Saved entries
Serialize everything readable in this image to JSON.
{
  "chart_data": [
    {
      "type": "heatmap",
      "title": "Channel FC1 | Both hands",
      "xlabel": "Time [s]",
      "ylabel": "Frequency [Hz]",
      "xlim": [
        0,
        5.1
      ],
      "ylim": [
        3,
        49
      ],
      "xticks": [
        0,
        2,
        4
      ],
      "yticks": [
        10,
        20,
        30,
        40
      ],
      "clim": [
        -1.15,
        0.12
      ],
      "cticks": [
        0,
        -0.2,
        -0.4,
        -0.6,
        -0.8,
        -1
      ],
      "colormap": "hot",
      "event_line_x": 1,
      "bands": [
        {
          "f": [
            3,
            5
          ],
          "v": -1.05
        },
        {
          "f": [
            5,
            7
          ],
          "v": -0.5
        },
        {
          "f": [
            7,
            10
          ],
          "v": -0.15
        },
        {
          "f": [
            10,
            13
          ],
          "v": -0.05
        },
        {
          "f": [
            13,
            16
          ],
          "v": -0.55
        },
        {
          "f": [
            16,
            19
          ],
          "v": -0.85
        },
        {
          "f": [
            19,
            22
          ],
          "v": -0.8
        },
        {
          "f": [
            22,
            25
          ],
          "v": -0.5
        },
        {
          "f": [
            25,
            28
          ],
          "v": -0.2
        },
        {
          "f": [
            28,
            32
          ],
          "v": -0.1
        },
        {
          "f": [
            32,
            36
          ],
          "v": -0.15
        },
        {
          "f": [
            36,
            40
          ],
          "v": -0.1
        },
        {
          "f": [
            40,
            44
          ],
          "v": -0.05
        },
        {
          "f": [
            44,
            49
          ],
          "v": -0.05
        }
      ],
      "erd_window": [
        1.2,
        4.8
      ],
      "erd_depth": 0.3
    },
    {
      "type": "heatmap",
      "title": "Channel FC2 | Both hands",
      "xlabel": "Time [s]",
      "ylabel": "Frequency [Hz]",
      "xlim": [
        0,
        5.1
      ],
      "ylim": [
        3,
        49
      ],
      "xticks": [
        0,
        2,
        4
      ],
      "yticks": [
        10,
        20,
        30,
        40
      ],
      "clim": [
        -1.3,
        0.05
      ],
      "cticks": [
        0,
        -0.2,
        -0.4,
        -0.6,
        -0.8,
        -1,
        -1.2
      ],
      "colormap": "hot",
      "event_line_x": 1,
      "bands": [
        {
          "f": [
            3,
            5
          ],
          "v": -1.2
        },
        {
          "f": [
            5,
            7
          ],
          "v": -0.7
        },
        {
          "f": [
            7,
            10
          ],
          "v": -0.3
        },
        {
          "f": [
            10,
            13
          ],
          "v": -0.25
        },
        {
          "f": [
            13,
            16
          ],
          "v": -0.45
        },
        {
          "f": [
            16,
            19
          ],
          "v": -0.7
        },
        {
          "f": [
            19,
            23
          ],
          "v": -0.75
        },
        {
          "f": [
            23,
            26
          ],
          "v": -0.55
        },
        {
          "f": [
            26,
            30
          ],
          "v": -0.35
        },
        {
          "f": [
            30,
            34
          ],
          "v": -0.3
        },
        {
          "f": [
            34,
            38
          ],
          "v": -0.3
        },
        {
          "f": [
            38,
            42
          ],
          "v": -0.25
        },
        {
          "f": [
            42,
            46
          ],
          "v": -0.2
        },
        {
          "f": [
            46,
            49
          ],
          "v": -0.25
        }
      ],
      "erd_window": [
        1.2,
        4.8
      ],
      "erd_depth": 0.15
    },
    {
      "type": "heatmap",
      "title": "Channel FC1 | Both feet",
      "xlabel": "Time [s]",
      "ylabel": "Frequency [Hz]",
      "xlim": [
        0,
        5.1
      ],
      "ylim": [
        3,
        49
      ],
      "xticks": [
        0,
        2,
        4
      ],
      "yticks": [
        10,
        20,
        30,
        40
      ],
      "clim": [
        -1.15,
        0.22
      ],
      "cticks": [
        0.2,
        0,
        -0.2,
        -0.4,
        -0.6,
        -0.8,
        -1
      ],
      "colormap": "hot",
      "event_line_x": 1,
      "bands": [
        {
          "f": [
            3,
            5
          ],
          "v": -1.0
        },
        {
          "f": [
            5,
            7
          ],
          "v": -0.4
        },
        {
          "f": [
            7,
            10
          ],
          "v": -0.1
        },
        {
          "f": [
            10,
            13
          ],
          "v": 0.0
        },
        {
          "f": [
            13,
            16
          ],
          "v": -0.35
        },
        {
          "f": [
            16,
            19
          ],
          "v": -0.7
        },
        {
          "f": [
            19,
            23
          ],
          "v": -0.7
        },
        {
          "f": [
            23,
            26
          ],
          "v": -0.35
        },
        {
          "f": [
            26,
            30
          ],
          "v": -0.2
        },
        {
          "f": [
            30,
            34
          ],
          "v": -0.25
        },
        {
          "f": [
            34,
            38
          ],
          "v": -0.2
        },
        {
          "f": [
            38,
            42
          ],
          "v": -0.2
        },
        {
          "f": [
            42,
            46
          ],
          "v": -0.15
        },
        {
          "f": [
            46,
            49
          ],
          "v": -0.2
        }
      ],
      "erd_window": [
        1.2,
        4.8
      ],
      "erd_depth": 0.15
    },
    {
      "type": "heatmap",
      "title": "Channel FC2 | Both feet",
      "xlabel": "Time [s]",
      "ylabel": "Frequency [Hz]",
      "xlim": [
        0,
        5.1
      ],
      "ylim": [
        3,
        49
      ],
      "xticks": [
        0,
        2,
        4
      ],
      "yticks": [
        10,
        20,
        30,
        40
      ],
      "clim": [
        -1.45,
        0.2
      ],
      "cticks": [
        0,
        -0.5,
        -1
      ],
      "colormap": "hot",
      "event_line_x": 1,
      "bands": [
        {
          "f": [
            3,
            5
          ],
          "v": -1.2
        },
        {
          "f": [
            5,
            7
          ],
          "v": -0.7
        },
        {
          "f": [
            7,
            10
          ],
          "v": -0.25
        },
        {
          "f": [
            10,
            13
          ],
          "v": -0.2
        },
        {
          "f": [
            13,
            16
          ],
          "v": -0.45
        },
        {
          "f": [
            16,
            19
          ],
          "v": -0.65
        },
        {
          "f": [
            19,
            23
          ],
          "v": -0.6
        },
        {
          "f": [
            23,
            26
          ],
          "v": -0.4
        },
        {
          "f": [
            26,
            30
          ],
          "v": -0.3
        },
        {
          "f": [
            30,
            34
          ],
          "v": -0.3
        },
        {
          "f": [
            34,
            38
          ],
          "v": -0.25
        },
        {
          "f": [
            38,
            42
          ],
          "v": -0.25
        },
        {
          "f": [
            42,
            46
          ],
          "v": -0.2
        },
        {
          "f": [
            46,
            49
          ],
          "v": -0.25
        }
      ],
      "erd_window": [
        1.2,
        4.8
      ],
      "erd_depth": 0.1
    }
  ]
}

Exercise goal
Every entry needs to be retyped exactly.

The response
Serialize everything readable in this image to JSON.
{
  "chart_data": [
    {
      "type": "heatmap",
      "title": "Channel FC1 | Both hands",
      "xlabel": "Time [s]",
      "ylabel": "Frequency [Hz]",
      "xlim": [
        0,
        5.1
      ],
      "ylim": [
        3,
        49
      ],
      "xticks": [
        0,
        2,
        4
      ],
      "yticks": [
        10,
        20,
        30,
        40
      ],
      "clim": [
        -1.15,
        0.12
      ],
      "cticks": [
        0,
        -0.2,
        -0.4,
        -0.6,
        -0.8,
        -1
      ],
      "colormap": "hot",
      "event_line_x": 1,
      "bands": [
        {
          "f": [
            3,
            5
          ],
          "v": -1.05
        },
        {
          "f": [
            5,
            7
          ],
          "v": -0.5
        },
        {
          "f": [
            7,
            10
          ],
          "v": -0.15
        },
        {
          "f": [
            10,
            13
          ],
          "v": -0.05
        },
        {
          "f": [
            13,
            16
          ],
          "v": -0.55
        },
        {
          "f": [
            16,
            19
          ],
          "v": -0.85
        },
        {
          "f": [
            19,
            22
          ],
          "v": -0.8
        },
        {
          "f": [
            22,
            25
          ],
          "v": -0.5
        },
        {
          "f": [
            25,
            28
          ],
          "v": -0.2
        },
        {
          "f": [
            28,
            32
          ],
          "v": -0.1
        },
        {
          "f": [
            32,
            36
          ],
          "v": -0.15
        },
        {
          "f": [
            36,
            40
          ],
          "v": -0.1
        },
        {
          "f": [
            40,
            44
          ],
          "v": -0.05
        },
        {
          "f": [
            44,
            49
          ],
          "v": -0.05
        }
      ],
      "erd_window": [
        1.2,
        4.8
      ],
      "erd_depth": 0.3
    },
    {
      "type": "heatmap",
      "title": "Channel FC2 | Both hands",
      "xlabel": "Time [s]",
      "ylabel": "Frequency [Hz]",
      "xlim": [
        0,
        5.1
      ],
      "ylim": [
        3,
        49
      ],
      "xticks": [
        0,
        2,
        4
      ],
      "yticks": [
        10,
        20,
        30,
        40
      ],
      "clim": [
        -1.3,
        0.05
      ],
      "cticks": [
        0,
        -0.2,
        -0.4,
        -0.6,
        -0.8,
        -1,
        -1.2
      ],
      "colormap": "hot",
      "event_line_x": 1,
      "bands": [
        {
          "f": [
            3,
            5
          ],
          "v": -1.2
        },
        {
          "f": [
            5,
            7
          ],
          "v": -0.7
        },
        {
          "f": [
            7,
            10
          ],
          "v": -0.3
        },
        {
          "f": [
            10,
            13
          ],
          "v": -0.25
        },
        {
          "f": [
            13,
            16
          ],
          "v": -0.45
        },
        {
          "f": [
            16,
            19
          ],
          "v": -0.7
        },
        {
          "f": [
            19,
            23
          ],
          "v": -0.75
        },
        {
          "f": [
            23,
            26
          ],
          "v": -0.55
        },
        {
          "f": [
            26,
            30
          ],
          "v": -0.35
        },
        {
          "f": [
            30,
            34
          ],
          "v": -0.3
        },
        {
          "f": [
            34,
            38
          ],
          "v": -0.3
        },
        {
          "f": [
            38,
            42
          ],
          "v": -0.25
        },
        {
          "f": [
            42,
            46
          ],
          "v": -0.2
        },
        {
          "f": [
            46,
            49
          ],
          "v": -0.25
        }
      ],
      "erd_window": [
        1.2,
        4.8
      ],
      "erd_depth": 0.15
    },
    {
      "type": "heatmap",
      "title": "Channel FC1 | Both feet",
      "xlabel": "Time [s]",
      "ylabel": "Frequency [Hz]",
      "xlim": [
        0,
        5.1
      ],
      "ylim": [
        3,
        49
      ],
      "xticks": [
        0,
        2,
        4
      ],
      "yticks": [
        10,
        20,
        30,
        40
      ],
      "clim": [
        -1.15,
        0.22
      ],
      "cticks": [
        0.2,
        0,
        -0.2,
        -0.4,
        -0.6,
        -0.8,
        -1
      ],
      "colormap": "hot",
      "event_line_x": 1,
      "bands": [
        {
          "f": [
            3,
            5
          ],
          "v": -1.0
        },
        {
          "f": [
            5,
            7
          ],
          "v": -0.4
        },
        {
          "f": [
            7,
            10
          ],
          "v": -0.1
        },
        {
          "f": [
            10,
            13
          ],
          "v": 0.0
        },
        {
          "f": [
            13,
            16
          ],
          "v": -0.35
        },
        {
          "f": [
            16,
            19
          ],
          "v": -0.7
        },
        {
          "f": [
            19,
            23
          ],
          "v": -0.7
        },
        {
          "f": [
            23,
            26
          ],
          "v": -0.35
        },
        {
          "f": [
            26,
            30
          ],
          "v": -0.2
        },
        {
          "f": [
            30,
            34
          ],
          "v": -0.25
        },
        {
          "f": [
            34,
            38
          ],
          "v": -0.2
        },
        {
          "f": [
            38,
            42
          ],
          "v": -0.2
        },
        {
          "f": [
            42,
            46
          ],
          "v": -0.15
        },
        {
          "f": [
            46,
            49
          ],
          "v": -0.2
        }
      ],
      "erd_window": [
        1.2,
        4.8
      ],
      "erd_depth": 0.15
    },
    {
      "type": "heatmap",
      "title": "Channel FC2 | Both feet",
      "xlabel": "Time [s]",
      "ylabel": "Frequency [Hz]",
      "xlim": [
        0,
        5.1
      ],
      "ylim": [
        3,
        49
      ],
      "xticks": [
        0,
        2,
        4
      ],
      "yticks": [
        10,
        20,
        30,
        40
      ],
      "clim": [
        -1.45,
        0.2
      ],
      "cticks": [
        0,
        -0.5,
        -1
      ],
      "colormap": "hot",
      "event_line_x": 1,
      "bands": [
        {
          "f": [
            3,
            5
          ],
          "v": -1.2
        },
        {
          "f": [
            5,
            7
          ],
          "v": -0.7
        },
        {
          "f": [
            7,
            10
          ],
          "v": -0.25
        },
        {
          "f": [
            10,
            13
          ],
          "v": -0.2
        },
        {
          "f": [
            13,
            16
          ],
          "v": -0.45
        },
        {
          "f": [
            16,
            19
          ],
          "v": -0.65
        },
        {
          "f": [
            19,
            23
          ],
          "v": -0.6
        },
        {
          "f": [
            23,
            26
          ],
          "v": -0.4
        },
        {
          "f": [
            26,
            30
          ],
          "v": -0.3
        },
        {
          "f": [
            30,
            34
          ],
          "v": -0.3
        },
        {
          "f": [
            34,
            38
          ],
          "v": -0.25
        },
        {
          "f": [
            38,
            42
          ],
          "v": -0.25
        },
        {
          "f": [
            42,
            46
          ],
          "v": -0.2
        },
        {
          "f": [
            46,
            49
          ],
          "v": -0.25
        }
      ],
      "erd_window": [
        1.2,
        4.8
      ],
      "erd_depth": 0.1
    }
  ]
}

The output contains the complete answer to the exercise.